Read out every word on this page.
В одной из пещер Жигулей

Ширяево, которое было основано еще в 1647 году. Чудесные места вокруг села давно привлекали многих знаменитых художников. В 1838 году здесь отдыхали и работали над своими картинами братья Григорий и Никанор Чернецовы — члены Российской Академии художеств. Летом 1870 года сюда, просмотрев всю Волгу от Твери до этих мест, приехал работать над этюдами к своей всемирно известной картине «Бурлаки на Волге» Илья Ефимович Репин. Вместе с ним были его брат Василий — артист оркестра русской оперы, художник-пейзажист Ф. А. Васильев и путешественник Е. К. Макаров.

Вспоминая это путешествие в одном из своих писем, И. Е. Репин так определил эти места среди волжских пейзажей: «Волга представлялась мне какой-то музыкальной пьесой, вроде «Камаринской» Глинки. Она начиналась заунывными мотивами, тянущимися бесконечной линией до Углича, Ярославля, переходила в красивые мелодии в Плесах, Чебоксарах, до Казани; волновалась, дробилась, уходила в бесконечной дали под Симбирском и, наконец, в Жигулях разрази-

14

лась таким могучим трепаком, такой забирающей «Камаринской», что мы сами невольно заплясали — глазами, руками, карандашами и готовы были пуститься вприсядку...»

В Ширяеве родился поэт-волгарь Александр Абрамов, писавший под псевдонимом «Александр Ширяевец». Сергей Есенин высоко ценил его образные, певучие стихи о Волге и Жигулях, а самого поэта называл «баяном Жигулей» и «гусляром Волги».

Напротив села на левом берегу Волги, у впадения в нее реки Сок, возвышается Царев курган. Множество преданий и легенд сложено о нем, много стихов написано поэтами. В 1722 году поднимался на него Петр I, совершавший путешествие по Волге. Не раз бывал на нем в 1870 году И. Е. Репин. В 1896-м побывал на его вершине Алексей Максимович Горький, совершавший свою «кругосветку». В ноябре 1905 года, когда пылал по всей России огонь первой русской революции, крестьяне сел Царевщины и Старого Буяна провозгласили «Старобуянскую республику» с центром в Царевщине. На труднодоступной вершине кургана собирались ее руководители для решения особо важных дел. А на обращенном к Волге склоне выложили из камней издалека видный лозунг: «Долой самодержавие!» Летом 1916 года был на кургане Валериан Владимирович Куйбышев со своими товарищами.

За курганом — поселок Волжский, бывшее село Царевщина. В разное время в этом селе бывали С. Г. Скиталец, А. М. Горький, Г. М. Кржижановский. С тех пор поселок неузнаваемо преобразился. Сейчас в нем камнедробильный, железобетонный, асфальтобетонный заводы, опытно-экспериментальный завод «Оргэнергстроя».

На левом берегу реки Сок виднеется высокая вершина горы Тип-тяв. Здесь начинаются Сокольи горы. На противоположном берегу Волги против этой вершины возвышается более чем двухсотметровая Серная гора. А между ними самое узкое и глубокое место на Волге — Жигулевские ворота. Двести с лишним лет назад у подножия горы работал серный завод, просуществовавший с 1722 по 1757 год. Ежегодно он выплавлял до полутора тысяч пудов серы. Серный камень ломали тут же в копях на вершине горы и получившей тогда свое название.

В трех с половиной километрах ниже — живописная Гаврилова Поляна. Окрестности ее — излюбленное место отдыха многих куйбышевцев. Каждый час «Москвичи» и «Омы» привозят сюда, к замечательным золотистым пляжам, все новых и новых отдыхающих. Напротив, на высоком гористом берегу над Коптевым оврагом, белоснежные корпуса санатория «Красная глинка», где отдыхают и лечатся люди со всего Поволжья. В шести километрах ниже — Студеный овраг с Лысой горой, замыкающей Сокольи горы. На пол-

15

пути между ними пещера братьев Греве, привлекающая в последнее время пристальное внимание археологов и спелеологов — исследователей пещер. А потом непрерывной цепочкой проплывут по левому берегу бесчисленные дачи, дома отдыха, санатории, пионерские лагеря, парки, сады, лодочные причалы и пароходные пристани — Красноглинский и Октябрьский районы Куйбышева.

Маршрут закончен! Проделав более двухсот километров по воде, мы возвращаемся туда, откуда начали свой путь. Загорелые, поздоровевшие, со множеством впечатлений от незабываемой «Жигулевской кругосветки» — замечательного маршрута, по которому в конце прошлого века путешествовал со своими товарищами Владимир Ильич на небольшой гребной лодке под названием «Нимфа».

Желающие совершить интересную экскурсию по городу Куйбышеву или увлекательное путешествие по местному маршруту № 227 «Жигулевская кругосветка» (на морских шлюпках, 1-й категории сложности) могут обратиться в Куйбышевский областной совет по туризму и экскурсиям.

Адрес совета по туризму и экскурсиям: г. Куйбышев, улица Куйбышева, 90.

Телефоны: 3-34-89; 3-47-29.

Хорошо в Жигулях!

----------

* **EXERCISE**
Copy out every line that includes the word "туризму".

* **WORKED SOLUTION**
Желающие совершить интересную экскурсию по городу Куйбышеву или увлекательное путешествие по местному маршруту № 227 «Жигулевская кругосветка» (на морских шлюпках, 1-й категории сложности) могут обратиться в Куйбышевский областной совет по туризму и экскурсиям.
Адрес совета по туризму и экскурсиям: г. Куйбышев, улица Куйбышева, 90.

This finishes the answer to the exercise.